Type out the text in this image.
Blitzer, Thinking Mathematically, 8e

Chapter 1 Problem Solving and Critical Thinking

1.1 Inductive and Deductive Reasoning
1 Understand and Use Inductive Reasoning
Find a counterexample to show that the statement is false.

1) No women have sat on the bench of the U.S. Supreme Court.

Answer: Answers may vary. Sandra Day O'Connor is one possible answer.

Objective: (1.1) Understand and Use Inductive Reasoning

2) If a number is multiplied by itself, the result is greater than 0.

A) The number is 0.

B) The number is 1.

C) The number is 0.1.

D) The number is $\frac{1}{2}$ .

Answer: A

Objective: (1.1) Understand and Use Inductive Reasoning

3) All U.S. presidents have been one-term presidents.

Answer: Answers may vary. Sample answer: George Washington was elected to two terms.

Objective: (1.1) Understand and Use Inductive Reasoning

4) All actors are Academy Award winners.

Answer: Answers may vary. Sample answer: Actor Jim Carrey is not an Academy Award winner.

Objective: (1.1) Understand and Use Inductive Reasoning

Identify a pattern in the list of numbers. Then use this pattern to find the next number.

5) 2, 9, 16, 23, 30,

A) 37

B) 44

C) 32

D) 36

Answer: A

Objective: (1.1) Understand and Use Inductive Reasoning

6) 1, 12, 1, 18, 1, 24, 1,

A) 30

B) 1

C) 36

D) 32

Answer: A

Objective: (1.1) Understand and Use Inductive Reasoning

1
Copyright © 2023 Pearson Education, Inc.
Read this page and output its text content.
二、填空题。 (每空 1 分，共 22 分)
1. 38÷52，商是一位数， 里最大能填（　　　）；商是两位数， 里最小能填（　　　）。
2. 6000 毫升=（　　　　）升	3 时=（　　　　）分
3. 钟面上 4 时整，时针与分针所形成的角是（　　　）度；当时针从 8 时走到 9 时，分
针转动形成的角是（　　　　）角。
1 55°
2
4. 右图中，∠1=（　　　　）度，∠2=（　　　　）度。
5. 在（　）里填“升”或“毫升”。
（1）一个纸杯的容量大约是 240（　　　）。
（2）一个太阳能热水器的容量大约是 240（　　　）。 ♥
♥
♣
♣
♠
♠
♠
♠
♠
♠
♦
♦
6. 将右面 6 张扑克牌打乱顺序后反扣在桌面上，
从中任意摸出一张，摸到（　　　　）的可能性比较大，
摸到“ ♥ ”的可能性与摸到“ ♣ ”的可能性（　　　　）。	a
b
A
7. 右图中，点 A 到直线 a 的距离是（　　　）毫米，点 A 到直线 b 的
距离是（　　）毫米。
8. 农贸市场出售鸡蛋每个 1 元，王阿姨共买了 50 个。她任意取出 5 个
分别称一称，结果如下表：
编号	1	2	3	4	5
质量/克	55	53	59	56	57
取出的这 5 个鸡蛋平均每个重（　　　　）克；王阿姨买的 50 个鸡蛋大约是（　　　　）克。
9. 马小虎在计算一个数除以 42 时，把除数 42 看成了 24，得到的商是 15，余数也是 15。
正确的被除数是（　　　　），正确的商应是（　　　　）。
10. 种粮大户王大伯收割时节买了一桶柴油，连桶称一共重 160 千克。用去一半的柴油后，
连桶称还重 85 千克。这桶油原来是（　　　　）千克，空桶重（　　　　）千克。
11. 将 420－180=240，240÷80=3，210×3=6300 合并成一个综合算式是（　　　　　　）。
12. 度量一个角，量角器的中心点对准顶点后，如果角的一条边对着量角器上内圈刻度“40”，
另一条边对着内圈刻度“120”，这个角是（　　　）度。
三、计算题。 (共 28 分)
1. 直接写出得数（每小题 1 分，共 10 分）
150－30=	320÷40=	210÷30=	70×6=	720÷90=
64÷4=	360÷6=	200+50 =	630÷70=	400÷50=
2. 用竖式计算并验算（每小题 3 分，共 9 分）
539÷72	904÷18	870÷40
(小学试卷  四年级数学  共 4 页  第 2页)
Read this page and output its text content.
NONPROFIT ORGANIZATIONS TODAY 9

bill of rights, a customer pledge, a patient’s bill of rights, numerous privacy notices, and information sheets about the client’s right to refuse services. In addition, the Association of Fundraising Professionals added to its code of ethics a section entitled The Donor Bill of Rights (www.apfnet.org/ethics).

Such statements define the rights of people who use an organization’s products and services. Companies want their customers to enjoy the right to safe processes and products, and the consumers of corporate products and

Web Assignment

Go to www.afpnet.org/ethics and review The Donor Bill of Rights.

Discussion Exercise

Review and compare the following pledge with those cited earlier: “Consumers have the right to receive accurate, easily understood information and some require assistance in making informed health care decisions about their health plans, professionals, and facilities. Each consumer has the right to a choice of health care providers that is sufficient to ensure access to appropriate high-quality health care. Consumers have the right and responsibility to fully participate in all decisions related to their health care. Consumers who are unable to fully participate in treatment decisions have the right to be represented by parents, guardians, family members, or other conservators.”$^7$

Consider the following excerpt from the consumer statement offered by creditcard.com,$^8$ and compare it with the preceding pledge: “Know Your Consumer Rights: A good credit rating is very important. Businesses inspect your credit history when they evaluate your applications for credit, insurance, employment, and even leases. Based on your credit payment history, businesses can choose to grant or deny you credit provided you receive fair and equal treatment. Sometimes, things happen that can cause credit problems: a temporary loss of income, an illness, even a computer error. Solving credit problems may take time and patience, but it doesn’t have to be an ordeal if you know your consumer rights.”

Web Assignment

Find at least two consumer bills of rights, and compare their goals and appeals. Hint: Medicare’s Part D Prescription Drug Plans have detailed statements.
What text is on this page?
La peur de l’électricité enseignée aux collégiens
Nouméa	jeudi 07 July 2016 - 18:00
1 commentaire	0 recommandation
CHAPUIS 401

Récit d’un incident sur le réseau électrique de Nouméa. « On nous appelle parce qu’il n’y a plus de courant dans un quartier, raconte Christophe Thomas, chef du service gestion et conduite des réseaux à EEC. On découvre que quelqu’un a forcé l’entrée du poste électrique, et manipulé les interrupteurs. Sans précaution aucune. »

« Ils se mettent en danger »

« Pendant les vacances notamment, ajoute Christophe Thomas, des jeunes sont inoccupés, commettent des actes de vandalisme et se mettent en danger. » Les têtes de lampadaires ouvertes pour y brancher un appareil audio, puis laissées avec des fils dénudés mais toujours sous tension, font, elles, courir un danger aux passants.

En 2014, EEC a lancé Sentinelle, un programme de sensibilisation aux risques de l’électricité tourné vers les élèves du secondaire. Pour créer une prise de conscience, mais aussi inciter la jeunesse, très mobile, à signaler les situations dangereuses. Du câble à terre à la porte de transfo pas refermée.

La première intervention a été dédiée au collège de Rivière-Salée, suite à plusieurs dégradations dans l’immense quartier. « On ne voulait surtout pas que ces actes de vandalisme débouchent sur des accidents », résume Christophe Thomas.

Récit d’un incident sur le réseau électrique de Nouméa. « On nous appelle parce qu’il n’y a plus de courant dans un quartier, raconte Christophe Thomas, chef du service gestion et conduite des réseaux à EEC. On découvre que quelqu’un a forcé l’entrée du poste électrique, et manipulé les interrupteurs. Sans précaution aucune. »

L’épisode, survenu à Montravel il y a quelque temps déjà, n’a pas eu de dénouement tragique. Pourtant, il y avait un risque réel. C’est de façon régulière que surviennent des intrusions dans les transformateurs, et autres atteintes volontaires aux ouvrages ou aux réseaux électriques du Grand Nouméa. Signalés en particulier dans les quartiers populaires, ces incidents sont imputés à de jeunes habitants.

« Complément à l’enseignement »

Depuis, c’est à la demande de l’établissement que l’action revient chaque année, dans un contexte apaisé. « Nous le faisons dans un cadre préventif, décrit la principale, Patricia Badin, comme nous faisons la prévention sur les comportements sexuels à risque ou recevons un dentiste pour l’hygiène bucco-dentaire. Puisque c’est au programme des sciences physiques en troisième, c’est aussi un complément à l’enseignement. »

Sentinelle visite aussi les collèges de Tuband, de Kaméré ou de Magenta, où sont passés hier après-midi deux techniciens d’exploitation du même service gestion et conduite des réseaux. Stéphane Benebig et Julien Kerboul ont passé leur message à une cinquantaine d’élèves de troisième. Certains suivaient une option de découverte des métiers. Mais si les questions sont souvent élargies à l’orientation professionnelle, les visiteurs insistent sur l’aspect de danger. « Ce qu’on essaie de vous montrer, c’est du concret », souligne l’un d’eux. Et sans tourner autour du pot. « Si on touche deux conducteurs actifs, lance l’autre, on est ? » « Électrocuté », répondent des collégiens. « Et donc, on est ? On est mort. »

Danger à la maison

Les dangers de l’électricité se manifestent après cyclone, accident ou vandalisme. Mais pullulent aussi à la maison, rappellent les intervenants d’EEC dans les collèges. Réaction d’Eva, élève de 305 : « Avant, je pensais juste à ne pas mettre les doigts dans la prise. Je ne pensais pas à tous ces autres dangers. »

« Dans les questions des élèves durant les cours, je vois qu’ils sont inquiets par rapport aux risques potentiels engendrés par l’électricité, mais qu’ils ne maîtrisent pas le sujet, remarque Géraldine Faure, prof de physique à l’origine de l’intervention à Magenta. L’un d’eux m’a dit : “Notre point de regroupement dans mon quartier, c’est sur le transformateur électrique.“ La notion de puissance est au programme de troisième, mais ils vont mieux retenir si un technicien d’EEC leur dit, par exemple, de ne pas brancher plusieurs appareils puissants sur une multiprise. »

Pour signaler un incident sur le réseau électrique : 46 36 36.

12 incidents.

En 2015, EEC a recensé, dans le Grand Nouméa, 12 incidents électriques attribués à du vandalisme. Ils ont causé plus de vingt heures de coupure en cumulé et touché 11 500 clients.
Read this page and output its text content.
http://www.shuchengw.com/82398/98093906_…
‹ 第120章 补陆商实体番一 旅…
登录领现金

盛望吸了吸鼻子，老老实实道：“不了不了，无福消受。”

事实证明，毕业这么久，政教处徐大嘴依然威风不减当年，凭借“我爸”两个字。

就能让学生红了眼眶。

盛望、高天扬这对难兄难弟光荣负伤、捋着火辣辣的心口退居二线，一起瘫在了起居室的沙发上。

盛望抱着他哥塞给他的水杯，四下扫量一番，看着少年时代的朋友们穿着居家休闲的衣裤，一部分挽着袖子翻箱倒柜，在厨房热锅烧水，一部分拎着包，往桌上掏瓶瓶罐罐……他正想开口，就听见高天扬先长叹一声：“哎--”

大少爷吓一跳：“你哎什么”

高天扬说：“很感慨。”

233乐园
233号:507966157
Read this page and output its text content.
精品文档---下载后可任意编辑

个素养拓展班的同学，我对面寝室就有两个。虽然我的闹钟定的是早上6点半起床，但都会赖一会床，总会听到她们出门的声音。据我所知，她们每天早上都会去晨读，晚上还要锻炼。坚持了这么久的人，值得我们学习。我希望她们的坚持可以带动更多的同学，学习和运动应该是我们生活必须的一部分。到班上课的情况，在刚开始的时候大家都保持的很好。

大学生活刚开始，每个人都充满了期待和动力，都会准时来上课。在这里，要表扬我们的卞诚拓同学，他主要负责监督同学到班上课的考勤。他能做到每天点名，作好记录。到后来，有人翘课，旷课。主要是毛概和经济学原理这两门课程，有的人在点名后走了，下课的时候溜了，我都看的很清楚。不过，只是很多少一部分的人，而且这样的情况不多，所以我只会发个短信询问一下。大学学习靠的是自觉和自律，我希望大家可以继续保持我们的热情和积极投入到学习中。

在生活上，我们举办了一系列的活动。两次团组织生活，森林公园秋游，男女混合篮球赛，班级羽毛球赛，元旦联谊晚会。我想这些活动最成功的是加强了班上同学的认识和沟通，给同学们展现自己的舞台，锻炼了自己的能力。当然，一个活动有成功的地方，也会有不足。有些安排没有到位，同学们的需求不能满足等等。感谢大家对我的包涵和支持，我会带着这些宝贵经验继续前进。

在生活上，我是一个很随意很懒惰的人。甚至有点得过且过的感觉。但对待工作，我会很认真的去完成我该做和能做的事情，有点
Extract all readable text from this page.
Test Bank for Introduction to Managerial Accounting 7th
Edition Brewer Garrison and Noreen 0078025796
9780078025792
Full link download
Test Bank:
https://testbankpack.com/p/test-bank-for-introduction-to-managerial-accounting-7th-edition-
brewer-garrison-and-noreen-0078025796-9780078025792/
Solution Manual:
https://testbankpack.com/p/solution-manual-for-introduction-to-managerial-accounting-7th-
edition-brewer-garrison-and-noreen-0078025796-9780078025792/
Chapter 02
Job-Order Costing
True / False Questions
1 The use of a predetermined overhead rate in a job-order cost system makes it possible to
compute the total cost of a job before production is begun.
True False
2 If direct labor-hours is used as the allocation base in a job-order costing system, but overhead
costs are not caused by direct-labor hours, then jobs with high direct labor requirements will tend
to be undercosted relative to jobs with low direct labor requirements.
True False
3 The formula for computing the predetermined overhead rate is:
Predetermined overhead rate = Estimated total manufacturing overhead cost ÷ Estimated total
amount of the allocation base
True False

+ + + + + + +

What the task asks:
State how many lines in the entries above include the word "enseignement"; reply with the number alone.

The output:
2